SUPPLIED MATERIAL:
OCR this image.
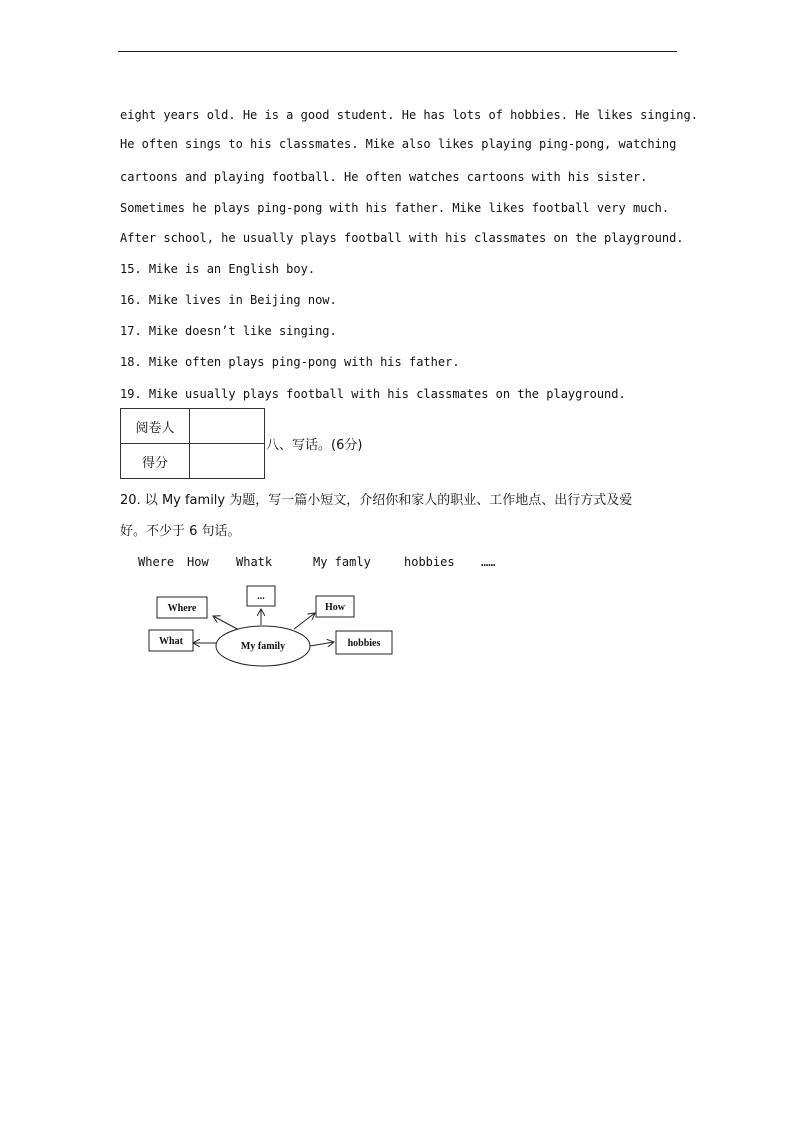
eight years old. He is a good student. He has lots of hobbies. He likes singing.
He often sings to his classmates. Mike also likes playing ping-pong, watching
cartoons and playing football. He often watches cartoons with his sister.
Sometimes he plays ping-pong with his father. Mike likes football very much.
After school, he usually plays football with his classmates on the playground.
15. Mike is an English boy.
16. Mike lives in Beijing now.
17. Mike doesn’t like singing.
18. Mike often plays ping-pong with his father.
19. Mike usually plays football with his classmates on the playground.
阅卷人	
得分	
八、写话。(6分)
20. 以 My family 为题，写一篇小短文，介绍你和家人的职业、工作地点、出行方式及爱
好。不少于 6 句话。
Where How Whatk	My famly	hobbies ……
My family
Where
What
...
How
hobbies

EXERCISE INSTRUCTIONS:
Produce an exact copy of each line of data, skipping embedded images.

TASK RESPONSE:
OCR this image.
eight years old. He is a good student. He has lots of hobbies. He likes singing.
He often sings to his classmates. Mike also likes playing ping-pong, watching
cartoons and playing football. He often watches cartoons with his sister.
Sometimes he plays ping-pong with his father. Mike likes football very much.
After school, he usually plays football with his classmates on the playground.
15. Mike is an English boy.
16. Mike lives in Beijing now.
17. Mike doesn’t like singing.
18. Mike often plays ping-pong with his father.
19. Mike usually plays football with his classmates on the playground.
阅卷人	
得分	
八、写话。(6分)
20. 以 My family 为题，写一篇小短文，介绍你和家人的职业、工作地点、出行方式及爱
好。不少于 6 句话。
Where How Whatk	My famly	hobbies ……
My family
Where
What
...
How
hobbies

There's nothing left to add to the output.